What is the number of lines containing the word "name"? Please answer with that number and nothing more.

----

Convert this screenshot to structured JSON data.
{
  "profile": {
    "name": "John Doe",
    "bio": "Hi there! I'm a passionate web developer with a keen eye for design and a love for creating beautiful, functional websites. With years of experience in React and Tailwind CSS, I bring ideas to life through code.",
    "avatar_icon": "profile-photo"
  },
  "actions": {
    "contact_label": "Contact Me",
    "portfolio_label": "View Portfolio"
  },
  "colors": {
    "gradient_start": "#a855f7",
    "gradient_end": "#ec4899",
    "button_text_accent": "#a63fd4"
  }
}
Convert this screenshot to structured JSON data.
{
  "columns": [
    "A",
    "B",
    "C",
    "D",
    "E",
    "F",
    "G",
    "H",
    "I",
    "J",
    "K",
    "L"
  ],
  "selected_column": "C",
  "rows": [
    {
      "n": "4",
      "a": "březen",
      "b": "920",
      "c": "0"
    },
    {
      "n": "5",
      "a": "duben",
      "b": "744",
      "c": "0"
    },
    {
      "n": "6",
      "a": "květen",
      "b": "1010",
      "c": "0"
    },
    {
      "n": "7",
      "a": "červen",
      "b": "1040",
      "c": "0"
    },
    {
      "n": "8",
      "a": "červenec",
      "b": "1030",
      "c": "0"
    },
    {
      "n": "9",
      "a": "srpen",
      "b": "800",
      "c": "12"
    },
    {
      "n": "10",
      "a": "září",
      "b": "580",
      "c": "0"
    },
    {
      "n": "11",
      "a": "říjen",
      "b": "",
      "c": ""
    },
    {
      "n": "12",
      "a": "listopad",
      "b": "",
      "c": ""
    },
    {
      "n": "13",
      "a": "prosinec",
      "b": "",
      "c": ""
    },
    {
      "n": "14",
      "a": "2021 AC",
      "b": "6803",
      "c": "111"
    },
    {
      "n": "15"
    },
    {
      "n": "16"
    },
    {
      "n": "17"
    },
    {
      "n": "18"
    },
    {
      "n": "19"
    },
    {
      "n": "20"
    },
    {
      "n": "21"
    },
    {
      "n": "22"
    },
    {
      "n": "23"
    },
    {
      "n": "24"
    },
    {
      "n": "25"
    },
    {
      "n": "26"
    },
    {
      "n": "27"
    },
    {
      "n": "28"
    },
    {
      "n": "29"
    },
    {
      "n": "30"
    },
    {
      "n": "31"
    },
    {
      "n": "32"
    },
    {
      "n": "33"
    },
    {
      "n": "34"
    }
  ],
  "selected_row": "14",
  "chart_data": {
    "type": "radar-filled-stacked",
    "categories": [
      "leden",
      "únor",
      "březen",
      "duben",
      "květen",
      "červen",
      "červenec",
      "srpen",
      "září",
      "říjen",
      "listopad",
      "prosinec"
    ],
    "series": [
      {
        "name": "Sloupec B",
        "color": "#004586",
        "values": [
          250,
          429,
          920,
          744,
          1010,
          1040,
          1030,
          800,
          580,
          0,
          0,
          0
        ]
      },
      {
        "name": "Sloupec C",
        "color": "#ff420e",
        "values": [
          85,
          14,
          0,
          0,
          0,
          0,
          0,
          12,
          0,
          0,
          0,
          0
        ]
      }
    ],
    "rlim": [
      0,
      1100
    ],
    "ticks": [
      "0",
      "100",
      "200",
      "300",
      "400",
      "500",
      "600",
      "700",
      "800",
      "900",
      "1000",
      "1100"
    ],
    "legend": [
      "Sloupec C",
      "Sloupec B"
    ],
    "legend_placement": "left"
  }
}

----

Solved problem
3